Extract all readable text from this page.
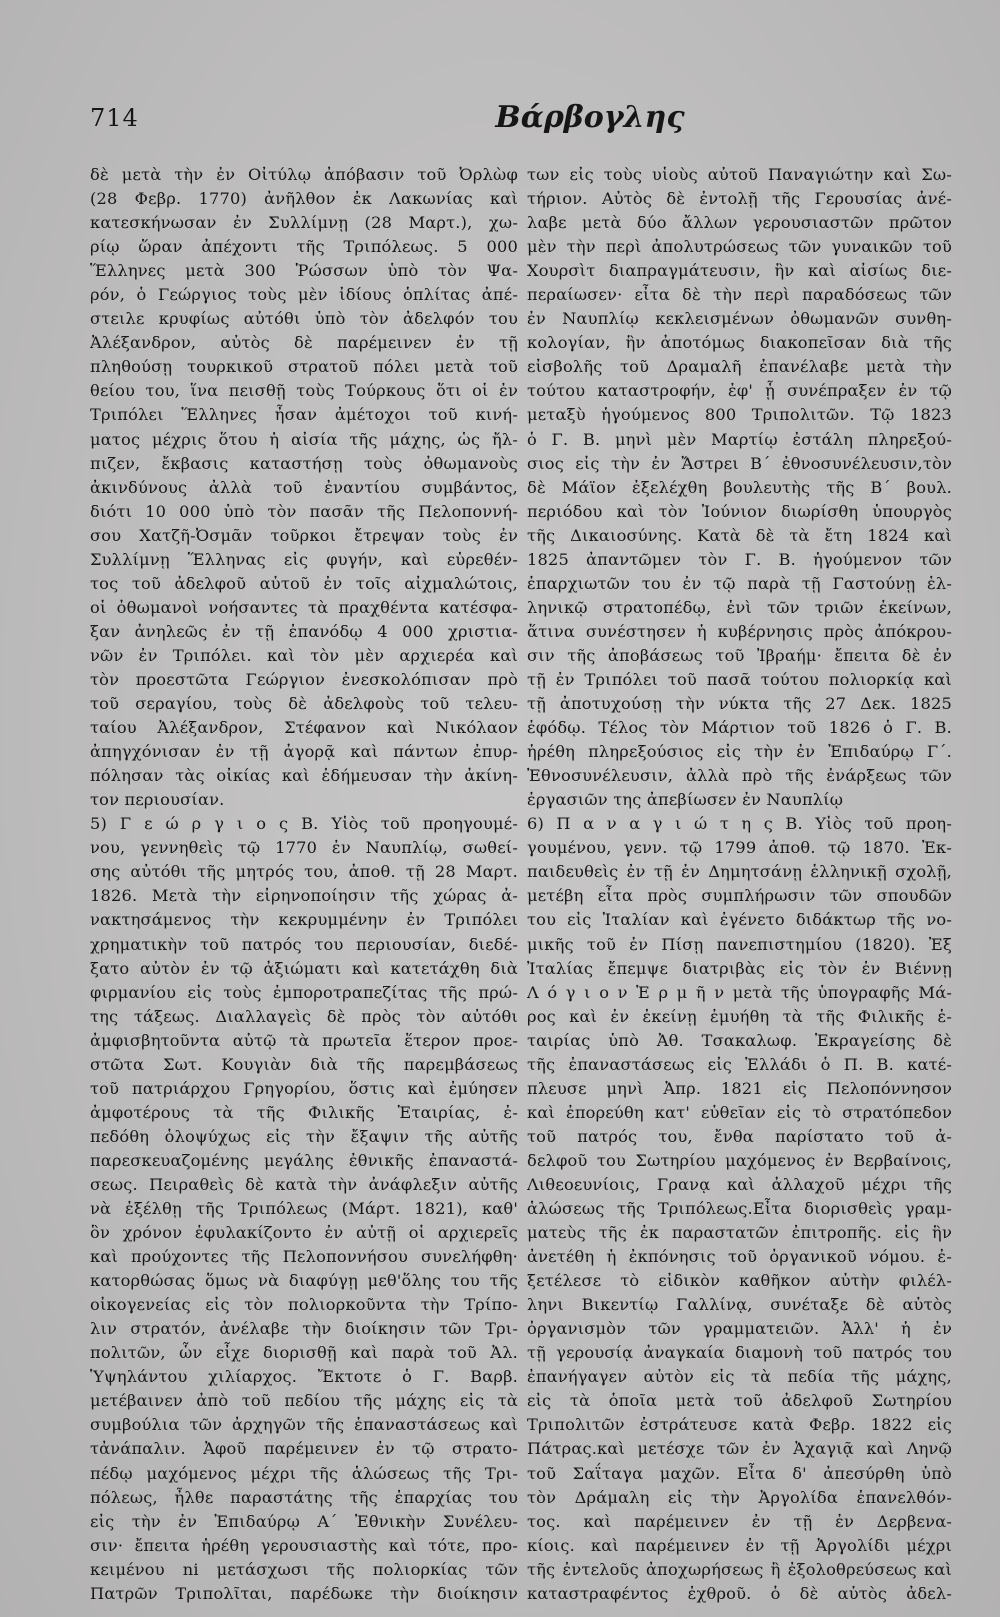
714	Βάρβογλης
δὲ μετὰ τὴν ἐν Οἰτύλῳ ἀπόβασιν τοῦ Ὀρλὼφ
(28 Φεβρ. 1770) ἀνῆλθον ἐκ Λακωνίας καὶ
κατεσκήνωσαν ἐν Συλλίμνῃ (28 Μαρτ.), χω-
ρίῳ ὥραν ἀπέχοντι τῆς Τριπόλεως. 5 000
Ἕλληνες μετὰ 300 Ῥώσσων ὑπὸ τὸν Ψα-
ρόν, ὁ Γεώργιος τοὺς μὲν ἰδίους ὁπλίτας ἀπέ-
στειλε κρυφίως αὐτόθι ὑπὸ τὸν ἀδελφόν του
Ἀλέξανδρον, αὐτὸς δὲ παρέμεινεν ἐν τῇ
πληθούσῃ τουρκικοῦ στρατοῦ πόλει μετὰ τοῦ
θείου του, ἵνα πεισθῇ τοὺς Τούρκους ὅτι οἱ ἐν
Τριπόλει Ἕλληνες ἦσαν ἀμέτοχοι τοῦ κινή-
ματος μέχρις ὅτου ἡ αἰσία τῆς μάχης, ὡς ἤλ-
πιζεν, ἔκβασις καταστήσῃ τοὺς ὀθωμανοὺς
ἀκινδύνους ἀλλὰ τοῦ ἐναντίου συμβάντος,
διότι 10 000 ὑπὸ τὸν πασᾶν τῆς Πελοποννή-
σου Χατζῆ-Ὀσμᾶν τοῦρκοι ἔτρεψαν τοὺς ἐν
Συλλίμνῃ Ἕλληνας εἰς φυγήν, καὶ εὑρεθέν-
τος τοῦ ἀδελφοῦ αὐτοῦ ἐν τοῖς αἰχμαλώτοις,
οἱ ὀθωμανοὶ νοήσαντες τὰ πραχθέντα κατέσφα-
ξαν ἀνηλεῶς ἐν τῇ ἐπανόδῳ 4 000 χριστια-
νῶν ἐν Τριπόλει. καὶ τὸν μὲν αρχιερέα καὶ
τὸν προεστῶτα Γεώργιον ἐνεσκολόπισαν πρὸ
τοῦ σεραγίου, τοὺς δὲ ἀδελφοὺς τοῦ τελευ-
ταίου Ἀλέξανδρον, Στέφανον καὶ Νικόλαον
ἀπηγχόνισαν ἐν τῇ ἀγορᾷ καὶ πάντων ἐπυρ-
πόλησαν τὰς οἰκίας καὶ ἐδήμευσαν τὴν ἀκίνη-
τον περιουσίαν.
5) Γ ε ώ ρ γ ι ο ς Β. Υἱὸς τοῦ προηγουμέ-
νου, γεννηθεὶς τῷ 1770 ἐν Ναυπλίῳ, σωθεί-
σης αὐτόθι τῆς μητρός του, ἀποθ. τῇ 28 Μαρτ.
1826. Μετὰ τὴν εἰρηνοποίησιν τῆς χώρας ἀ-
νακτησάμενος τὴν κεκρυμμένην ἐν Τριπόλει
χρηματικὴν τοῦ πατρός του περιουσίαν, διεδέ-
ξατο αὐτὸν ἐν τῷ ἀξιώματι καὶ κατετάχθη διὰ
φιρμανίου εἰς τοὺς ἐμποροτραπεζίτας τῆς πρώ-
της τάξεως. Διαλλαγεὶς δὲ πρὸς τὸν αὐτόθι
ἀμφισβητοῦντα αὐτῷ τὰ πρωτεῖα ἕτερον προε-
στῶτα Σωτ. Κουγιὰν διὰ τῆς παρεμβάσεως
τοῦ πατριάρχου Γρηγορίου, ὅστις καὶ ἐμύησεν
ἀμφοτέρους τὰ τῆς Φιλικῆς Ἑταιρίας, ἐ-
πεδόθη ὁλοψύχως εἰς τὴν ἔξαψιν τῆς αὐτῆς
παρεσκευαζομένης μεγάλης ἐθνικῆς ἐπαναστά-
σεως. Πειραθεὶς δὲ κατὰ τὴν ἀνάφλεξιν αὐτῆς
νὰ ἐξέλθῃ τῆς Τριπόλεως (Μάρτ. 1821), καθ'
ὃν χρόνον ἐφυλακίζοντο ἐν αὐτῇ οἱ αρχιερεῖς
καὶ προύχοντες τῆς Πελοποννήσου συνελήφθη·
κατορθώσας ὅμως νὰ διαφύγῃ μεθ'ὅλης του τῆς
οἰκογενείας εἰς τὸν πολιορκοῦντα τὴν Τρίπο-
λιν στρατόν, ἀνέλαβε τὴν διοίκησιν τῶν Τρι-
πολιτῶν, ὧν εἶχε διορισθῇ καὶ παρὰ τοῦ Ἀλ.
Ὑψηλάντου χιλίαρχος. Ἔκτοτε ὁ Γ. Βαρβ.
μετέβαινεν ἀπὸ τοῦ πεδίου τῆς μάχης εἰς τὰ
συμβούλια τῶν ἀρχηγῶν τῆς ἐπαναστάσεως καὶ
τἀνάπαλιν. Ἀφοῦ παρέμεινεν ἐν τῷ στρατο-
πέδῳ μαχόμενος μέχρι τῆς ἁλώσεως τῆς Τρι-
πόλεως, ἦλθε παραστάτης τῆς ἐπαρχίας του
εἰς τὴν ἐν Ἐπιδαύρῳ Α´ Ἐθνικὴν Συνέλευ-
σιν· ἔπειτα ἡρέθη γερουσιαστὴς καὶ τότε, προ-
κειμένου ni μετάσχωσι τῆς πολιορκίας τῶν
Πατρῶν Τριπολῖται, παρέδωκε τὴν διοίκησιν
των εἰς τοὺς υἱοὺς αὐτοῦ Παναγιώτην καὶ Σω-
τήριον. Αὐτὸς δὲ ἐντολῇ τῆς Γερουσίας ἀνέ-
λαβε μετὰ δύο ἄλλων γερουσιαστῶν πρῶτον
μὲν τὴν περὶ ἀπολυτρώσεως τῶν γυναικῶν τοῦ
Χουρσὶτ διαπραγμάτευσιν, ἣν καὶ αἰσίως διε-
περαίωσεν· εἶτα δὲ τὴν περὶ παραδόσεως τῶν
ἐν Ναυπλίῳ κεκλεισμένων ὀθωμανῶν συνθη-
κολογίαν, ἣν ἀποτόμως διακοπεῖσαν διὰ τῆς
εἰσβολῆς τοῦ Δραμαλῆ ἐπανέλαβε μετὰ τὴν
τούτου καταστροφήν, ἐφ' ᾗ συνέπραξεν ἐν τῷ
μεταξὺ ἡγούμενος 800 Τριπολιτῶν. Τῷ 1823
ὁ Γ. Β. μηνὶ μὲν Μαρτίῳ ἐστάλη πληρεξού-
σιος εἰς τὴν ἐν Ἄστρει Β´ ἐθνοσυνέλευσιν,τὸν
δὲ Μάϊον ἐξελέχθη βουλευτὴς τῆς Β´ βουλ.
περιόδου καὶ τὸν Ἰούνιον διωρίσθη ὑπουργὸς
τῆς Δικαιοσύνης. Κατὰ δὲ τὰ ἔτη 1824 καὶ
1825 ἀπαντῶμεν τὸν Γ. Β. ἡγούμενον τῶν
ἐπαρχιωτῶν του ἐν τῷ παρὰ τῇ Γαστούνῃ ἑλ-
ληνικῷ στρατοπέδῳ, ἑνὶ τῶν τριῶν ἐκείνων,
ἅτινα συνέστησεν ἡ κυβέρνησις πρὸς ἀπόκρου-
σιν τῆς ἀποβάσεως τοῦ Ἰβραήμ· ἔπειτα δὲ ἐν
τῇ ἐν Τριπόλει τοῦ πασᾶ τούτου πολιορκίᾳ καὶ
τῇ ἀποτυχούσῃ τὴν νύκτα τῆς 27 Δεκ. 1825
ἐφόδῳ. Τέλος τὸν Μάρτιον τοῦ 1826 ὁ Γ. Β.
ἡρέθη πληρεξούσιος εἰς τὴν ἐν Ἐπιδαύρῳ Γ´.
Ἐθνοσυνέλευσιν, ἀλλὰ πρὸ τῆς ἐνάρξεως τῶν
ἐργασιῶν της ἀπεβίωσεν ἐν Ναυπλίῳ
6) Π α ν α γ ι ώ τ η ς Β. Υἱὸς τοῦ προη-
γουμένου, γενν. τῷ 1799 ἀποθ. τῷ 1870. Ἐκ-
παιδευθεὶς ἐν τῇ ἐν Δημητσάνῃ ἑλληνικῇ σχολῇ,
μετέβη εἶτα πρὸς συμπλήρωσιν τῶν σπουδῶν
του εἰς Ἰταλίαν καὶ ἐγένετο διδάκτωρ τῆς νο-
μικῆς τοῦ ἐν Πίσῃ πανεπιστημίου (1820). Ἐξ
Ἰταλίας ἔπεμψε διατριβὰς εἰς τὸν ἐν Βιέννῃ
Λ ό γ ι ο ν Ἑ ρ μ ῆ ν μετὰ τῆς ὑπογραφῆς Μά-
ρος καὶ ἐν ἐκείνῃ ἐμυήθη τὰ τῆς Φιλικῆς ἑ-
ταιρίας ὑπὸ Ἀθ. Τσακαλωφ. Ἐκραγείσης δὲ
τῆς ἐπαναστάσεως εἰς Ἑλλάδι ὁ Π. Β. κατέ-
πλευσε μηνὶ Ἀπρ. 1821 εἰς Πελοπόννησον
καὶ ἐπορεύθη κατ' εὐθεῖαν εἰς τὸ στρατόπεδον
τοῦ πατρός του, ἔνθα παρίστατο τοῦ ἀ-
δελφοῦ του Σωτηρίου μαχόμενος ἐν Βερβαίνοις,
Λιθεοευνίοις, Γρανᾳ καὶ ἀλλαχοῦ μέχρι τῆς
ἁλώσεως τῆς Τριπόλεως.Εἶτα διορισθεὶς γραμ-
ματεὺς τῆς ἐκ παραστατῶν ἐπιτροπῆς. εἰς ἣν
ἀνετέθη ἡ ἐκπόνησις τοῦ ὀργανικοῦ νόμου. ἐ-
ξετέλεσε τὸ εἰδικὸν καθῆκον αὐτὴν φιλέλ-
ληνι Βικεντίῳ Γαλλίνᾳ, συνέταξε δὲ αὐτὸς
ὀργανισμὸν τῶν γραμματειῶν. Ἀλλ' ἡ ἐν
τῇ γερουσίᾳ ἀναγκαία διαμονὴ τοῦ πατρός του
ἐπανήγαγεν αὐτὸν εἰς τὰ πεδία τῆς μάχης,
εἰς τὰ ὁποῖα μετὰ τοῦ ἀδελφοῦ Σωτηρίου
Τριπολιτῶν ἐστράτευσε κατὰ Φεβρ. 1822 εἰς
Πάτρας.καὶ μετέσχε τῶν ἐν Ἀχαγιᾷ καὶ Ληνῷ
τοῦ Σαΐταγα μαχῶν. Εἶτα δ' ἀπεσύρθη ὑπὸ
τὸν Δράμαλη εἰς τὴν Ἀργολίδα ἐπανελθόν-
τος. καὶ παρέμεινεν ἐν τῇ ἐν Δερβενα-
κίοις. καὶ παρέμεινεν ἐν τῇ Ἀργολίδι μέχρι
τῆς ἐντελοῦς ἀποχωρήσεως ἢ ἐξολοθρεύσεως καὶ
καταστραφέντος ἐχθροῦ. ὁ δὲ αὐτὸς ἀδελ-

·····

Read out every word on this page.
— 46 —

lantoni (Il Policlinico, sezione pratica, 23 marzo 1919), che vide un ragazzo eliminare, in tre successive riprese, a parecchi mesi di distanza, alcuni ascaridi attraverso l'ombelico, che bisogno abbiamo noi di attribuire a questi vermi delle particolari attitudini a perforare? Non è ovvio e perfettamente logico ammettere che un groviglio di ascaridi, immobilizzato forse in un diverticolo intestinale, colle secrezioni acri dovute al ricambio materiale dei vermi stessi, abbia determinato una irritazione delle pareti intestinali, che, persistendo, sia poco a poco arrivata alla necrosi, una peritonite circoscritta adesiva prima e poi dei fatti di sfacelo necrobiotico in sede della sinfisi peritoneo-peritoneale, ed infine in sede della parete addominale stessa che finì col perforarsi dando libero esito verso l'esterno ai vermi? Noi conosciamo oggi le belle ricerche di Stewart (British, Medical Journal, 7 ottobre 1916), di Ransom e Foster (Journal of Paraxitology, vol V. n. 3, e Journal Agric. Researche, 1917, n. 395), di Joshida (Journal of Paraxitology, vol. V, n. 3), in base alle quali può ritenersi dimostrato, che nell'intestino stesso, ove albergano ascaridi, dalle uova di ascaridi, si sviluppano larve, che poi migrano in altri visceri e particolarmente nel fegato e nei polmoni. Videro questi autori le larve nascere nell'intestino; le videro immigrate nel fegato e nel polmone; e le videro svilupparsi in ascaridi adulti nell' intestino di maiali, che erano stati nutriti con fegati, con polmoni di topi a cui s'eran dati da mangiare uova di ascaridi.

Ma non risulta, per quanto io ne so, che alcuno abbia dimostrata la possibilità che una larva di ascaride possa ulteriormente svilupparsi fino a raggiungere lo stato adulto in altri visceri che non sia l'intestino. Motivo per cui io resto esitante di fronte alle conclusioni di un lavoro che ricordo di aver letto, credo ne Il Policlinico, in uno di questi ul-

·····

● Required task:
The required answer is a single number: the count of lines in the entries that hold the string "Τριπολιτῶν".

● Complete output:
2